**What you have to do:**
What number of lines in the material contain the word "Human"? Give that number alone.

**Data section:**
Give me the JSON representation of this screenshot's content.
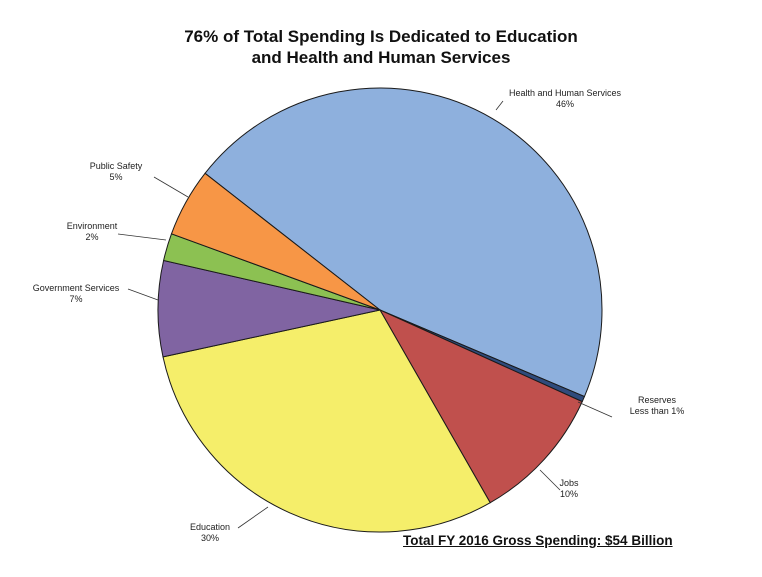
{
  "chart_data": {
    "type": "pie",
    "title_lines": [
      "76% of Total Spending Is Dedicated to Education",
      "and Health and Human Services"
    ],
    "footnote": "Total FY 2016 Gross Spending: $54 Billion",
    "start_angle_deg": -142,
    "direction": "clockwise",
    "slices": [
      {
        "name": "Health and Human Services",
        "value_label": "46%",
        "value": 46.0,
        "color": "#8eb0dd"
      },
      {
        "name": "Reserves",
        "value_label": "Less than 1%",
        "value": 0.4,
        "color": "#2f4b7c"
      },
      {
        "name": "Jobs",
        "value_label": "10%",
        "value": 10.0,
        "color": "#c0504d"
      },
      {
        "name": "Education",
        "value_label": "30%",
        "value": 30.0,
        "color": "#f5ee6a"
      },
      {
        "name": "Government Services",
        "value_label": "7%",
        "value": 7.0,
        "color": "#8064a2"
      },
      {
        "name": "Environment",
        "value_label": "2%",
        "value": 2.0,
        "color": "#8cc152"
      },
      {
        "name": "Public Safety",
        "value_label": "5%",
        "value": 5.0,
        "color": "#f79646"
      }
    ]
  }
}
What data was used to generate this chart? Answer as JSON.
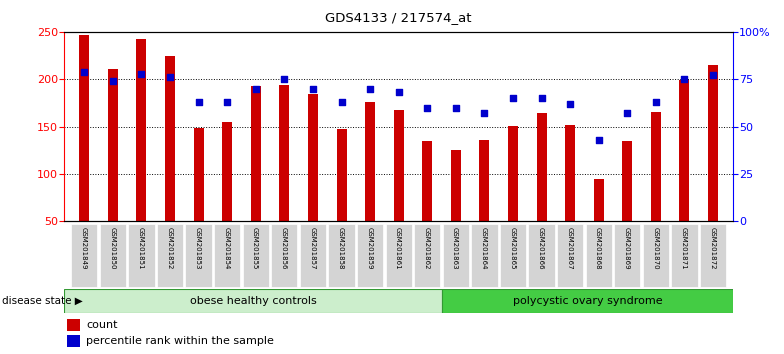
{
  "title": "GDS4133 / 217574_at",
  "samples": [
    "GSM201849",
    "GSM201850",
    "GSM201851",
    "GSM201852",
    "GSM201853",
    "GSM201854",
    "GSM201855",
    "GSM201856",
    "GSM201857",
    "GSM201858",
    "GSM201859",
    "GSM201861",
    "GSM201862",
    "GSM201863",
    "GSM201864",
    "GSM201865",
    "GSM201866",
    "GSM201867",
    "GSM201868",
    "GSM201869",
    "GSM201870",
    "GSM201871",
    "GSM201872"
  ],
  "counts": [
    247,
    211,
    242,
    224,
    148,
    155,
    193,
    194,
    184,
    147,
    176,
    168,
    135,
    125,
    136,
    151,
    164,
    152,
    95,
    135,
    165,
    199,
    215
  ],
  "percentiles": [
    79,
    74,
    78,
    76,
    63,
    63,
    70,
    75,
    70,
    63,
    70,
    68,
    60,
    60,
    57,
    65,
    65,
    62,
    43,
    57,
    63,
    75,
    77
  ],
  "bar_color": "#cc0000",
  "dot_color": "#0000cc",
  "background_color": "#ffffff",
  "group1_label": "obese healthy controls",
  "group2_label": "polycystic ovary syndrome",
  "group1_color": "#cceecc",
  "group2_color": "#44cc44",
  "group1_count": 13,
  "disease_state_label": "disease state",
  "ylim_left": [
    50,
    250
  ],
  "ylim_right": [
    0,
    100
  ],
  "yticks_left": [
    50,
    100,
    150,
    200,
    250
  ],
  "yticks_right": [
    0,
    25,
    50,
    75,
    100
  ],
  "ytick_labels_right": [
    "0",
    "25",
    "50",
    "75",
    "100%"
  ],
  "legend_count_label": "count",
  "legend_pct_label": "percentile rank within the sample",
  "bar_width": 0.35
}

**Exercise response:**
2